** Start of The records **

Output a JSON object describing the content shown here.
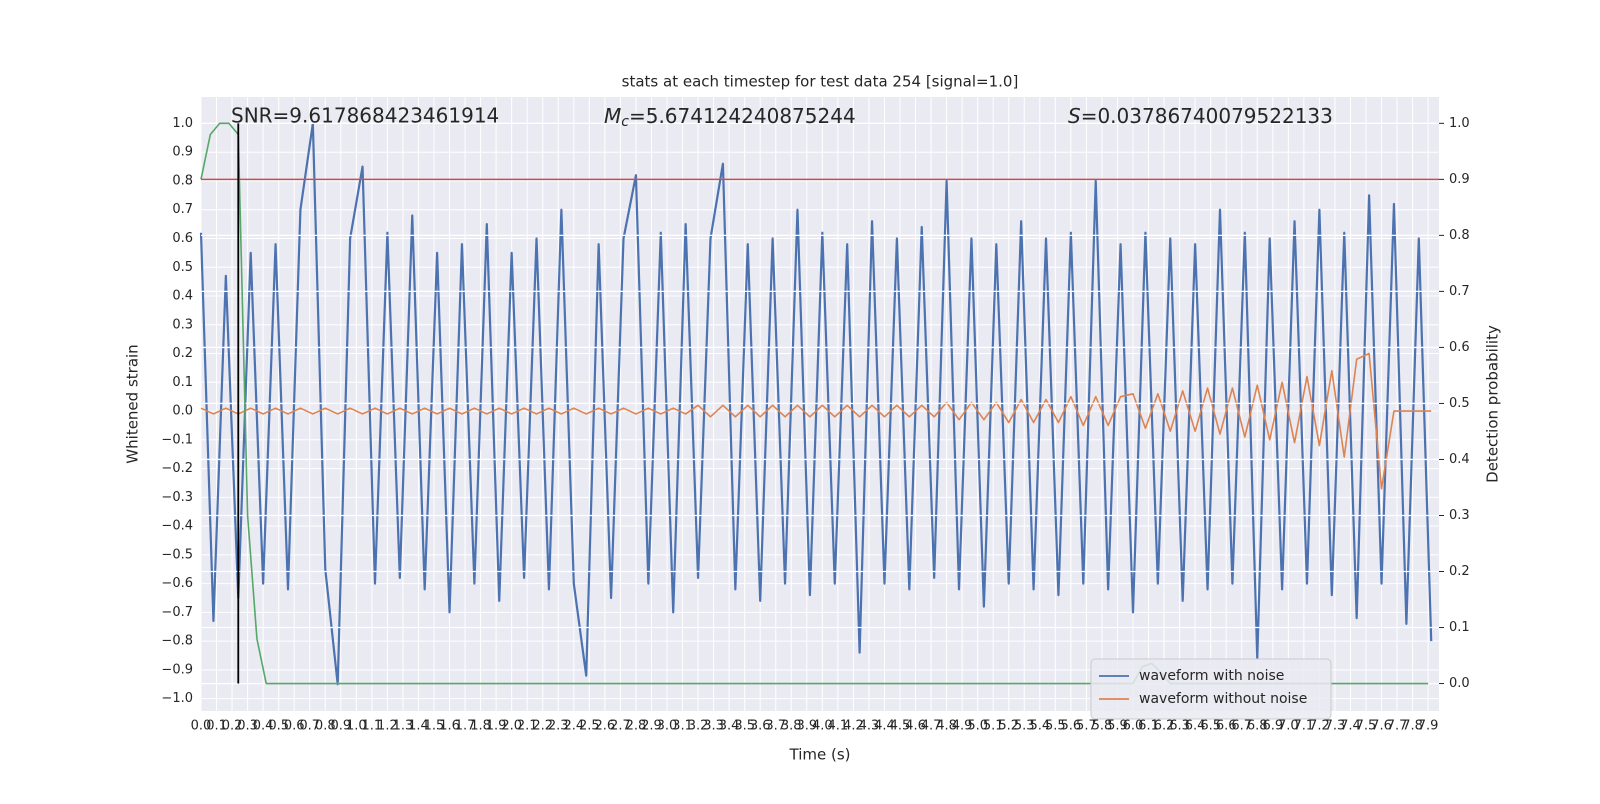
{
  "chart_data": {
    "type": "line",
    "title": "stats at each timestep for test data 254 [signal=1.0]",
    "xlabel": "Time (s)",
    "ylabel": "Whitened strain",
    "y2label": "Detection probability",
    "annotations": [
      {
        "text": "SNR=9.617868423461914"
      },
      {
        "symbol": "M",
        "subscript": "c",
        "text": "=5.674124240875244"
      },
      {
        "symbol": "S",
        "text": "=0.03786740079522133"
      }
    ],
    "grid": true,
    "legend": "lower right",
    "xlim": [
      0,
      7.97
    ],
    "ylim": [
      -1.043,
      1.092
    ],
    "y2lim": [
      -0.049,
      1.047
    ],
    "xticks": [
      {
        "value": 0,
        "label": "0.0"
      },
      0.1,
      0.2,
      0.3,
      0.4,
      0.5,
      0.6,
      0.7,
      0.8,
      0.9,
      {
        "value": 1,
        "label": "1.0"
      },
      1.1,
      1.2,
      1.3,
      1.4,
      1.5,
      1.6,
      1.7,
      1.8,
      1.9,
      {
        "value": 2,
        "label": "2.0"
      },
      2.1,
      2.2,
      2.3,
      2.4,
      2.5,
      2.6,
      2.7,
      2.8,
      2.9,
      {
        "value": 3,
        "label": "3.0"
      },
      3.1,
      3.2,
      3.3,
      3.4,
      3.5,
      3.6,
      3.7,
      3.8,
      3.9,
      {
        "value": 4,
        "label": "4.0"
      },
      4.1,
      4.2,
      4.3,
      4.4,
      4.5,
      4.6,
      4.7,
      4.8,
      4.9,
      {
        "value": 5,
        "label": "5.0"
      },
      5.1,
      5.2,
      5.3,
      5.4,
      5.5,
      5.6,
      5.7,
      5.8,
      5.9,
      {
        "value": 6,
        "label": "6.0"
      },
      6.1,
      6.2,
      6.3,
      6.4,
      6.5,
      6.6,
      6.7,
      6.8,
      6.9,
      {
        "value": 7,
        "label": "7.0"
      },
      7.1,
      7.2,
      7.3,
      7.4,
      7.5,
      7.6,
      7.7,
      7.8,
      7.9
    ],
    "yticks": [
      {
        "value": -1,
        "label": "−1.0"
      },
      {
        "value": -0.9,
        "label": "−0.9"
      },
      {
        "value": -0.8,
        "label": "−0.8"
      },
      {
        "value": -0.7,
        "label": "−0.7"
      },
      {
        "value": -0.6,
        "label": "−0.6"
      },
      {
        "value": -0.5,
        "label": "−0.5"
      },
      {
        "value": -0.4,
        "label": "−0.4"
      },
      {
        "value": -0.3,
        "label": "−0.3"
      },
      {
        "value": -0.2,
        "label": "−0.2"
      },
      {
        "value": -0.1,
        "label": "−0.1"
      },
      {
        "value": 0,
        "label": "0.0"
      },
      0.1,
      0.2,
      0.3,
      0.4,
      0.5,
      0.6,
      0.7,
      0.8,
      0.9,
      {
        "value": 1,
        "label": "1.0"
      }
    ],
    "y2ticks": [
      {
        "value": 0,
        "label": "0.0"
      },
      0.1,
      0.2,
      0.3,
      0.4,
      0.5,
      0.6,
      0.7,
      0.8,
      0.9,
      {
        "value": 1,
        "label": "1.0"
      }
    ],
    "x": [
      0,
      0.08,
      0.16,
      0.24,
      0.32,
      0.4,
      0.48,
      0.56,
      0.64,
      0.72,
      0.8,
      0.88,
      0.96,
      1.04,
      1.12,
      1.2,
      1.28,
      1.36,
      1.44,
      1.52,
      1.6,
      1.68,
      1.76,
      1.84,
      1.92,
      2,
      2.08,
      2.16,
      2.24,
      2.32,
      2.4,
      2.48,
      2.56,
      2.64,
      2.72,
      2.8,
      2.88,
      2.96,
      3.04,
      3.12,
      3.2,
      3.28,
      3.36,
      3.44,
      3.52,
      3.6,
      3.68,
      3.76,
      3.84,
      3.92,
      4,
      4.08,
      4.16,
      4.24,
      4.32,
      4.4,
      4.48,
      4.56,
      4.64,
      4.72,
      4.8,
      4.88,
      4.96,
      5.04,
      5.12,
      5.2,
      5.28,
      5.36,
      5.44,
      5.52,
      5.6,
      5.68,
      5.76,
      5.84,
      5.92,
      6,
      6.08,
      6.16,
      6.24,
      6.32,
      6.4,
      6.48,
      6.56,
      6.64,
      6.72,
      6.8,
      6.88,
      6.96,
      7.04,
      7.12,
      7.2,
      7.28,
      7.36,
      7.44,
      7.52,
      7.6,
      7.68,
      7.76,
      7.84,
      7.92
    ],
    "series": [
      {
        "name": "waveform with noise",
        "color": "#4c72b0",
        "values": [
          0.62,
          -0.73,
          0.47,
          -0.65,
          0.55,
          -0.6,
          0.58,
          -0.62,
          0.7,
          1.0,
          -0.55,
          -0.95,
          0.6,
          0.85,
          -0.6,
          0.62,
          -0.58,
          0.68,
          -0.62,
          0.55,
          -0.7,
          0.58,
          -0.6,
          0.65,
          -0.66,
          0.55,
          -0.58,
          0.6,
          -0.62,
          0.7,
          -0.6,
          -0.92,
          0.58,
          -0.65,
          0.6,
          0.82,
          -0.6,
          0.62,
          -0.7,
          0.65,
          -0.58,
          0.6,
          0.86,
          -0.62,
          0.58,
          -0.66,
          0.6,
          -0.6,
          0.7,
          -0.64,
          0.62,
          -0.6,
          0.58,
          -0.84,
          0.66,
          -0.6,
          0.6,
          -0.62,
          0.64,
          -0.58,
          0.8,
          -0.62,
          0.6,
          -0.68,
          0.58,
          -0.6,
          0.66,
          -0.62,
          0.6,
          -0.64,
          0.62,
          -0.6,
          0.8,
          -0.62,
          0.58,
          -0.7,
          0.62,
          -0.6,
          0.6,
          -0.66,
          0.58,
          -0.62,
          0.7,
          -0.6,
          0.62,
          -0.86,
          0.6,
          -0.62,
          0.66,
          -0.6,
          0.7,
          -0.64,
          0.62,
          -0.72,
          0.75,
          -0.6,
          0.72,
          -0.74,
          0.6,
          -0.8
        ]
      },
      {
        "name": "waveform without noise",
        "color": "#dd8452",
        "values": [
          0.01,
          -0.01,
          0.01,
          -0.01,
          0.01,
          -0.01,
          0.01,
          -0.01,
          0.01,
          -0.01,
          0.01,
          -0.01,
          0.01,
          -0.01,
          0.01,
          -0.01,
          0.01,
          -0.01,
          0.01,
          -0.01,
          0.01,
          -0.01,
          0.01,
          -0.01,
          0.01,
          -0.01,
          0.01,
          -0.01,
          0.01,
          -0.01,
          0.01,
          -0.01,
          0.01,
          -0.01,
          0.01,
          -0.01,
          0.01,
          -0.01,
          0.01,
          -0.01,
          0.02,
          -0.02,
          0.02,
          -0.02,
          0.02,
          -0.02,
          0.02,
          -0.02,
          0.02,
          -0.02,
          0.02,
          -0.02,
          0.02,
          -0.02,
          0.02,
          -0.02,
          0.02,
          -0.02,
          0.02,
          -0.02,
          0.03,
          -0.03,
          0.03,
          -0.03,
          0.03,
          -0.04,
          0.04,
          -0.04,
          0.04,
          -0.04,
          0.05,
          -0.05,
          0.05,
          -0.05,
          0.05,
          0.06,
          -0.06,
          0.06,
          -0.07,
          0.07,
          -0.07,
          0.08,
          -0.08,
          0.08,
          -0.09,
          0.09,
          -0.1,
          0.1,
          -0.11,
          0.12,
          -0.12,
          0.14,
          -0.16,
          0.18,
          0.2,
          -0.27,
          0,
          0,
          0,
          0
        ]
      },
      {
        "name": "detection probability",
        "color": "#55a868",
        "axis": "y2",
        "legend": false,
        "x": [
          0,
          0.06,
          0.12,
          0.18,
          0.24,
          0.3,
          0.36,
          0.42,
          0.5,
          6.0,
          6.06,
          6.12,
          6.18,
          6.24,
          7.9
        ],
        "values": [
          0.9,
          0.98,
          1.0,
          1.0,
          0.98,
          0.3,
          0.08,
          0.0,
          0.0,
          0.0,
          0.03,
          0.036,
          0.02,
          0.0,
          0.0
        ]
      }
    ],
    "threshold": {
      "value": 0.9,
      "axis": "y2",
      "color": "#c44e52"
    },
    "vline": {
      "x": 0.24,
      "ymin": 0,
      "ymax": 1,
      "axis": "y2",
      "color": "#000000"
    }
  }
}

** End of The records **

Reproduce each line holding the word "color".

→ Solution to this exercise:
        "color": "#4c72b0",
        "color": "#dd8452",
        "color": "#55a868",
      "color": "#c44e52"
      "color": "#000000"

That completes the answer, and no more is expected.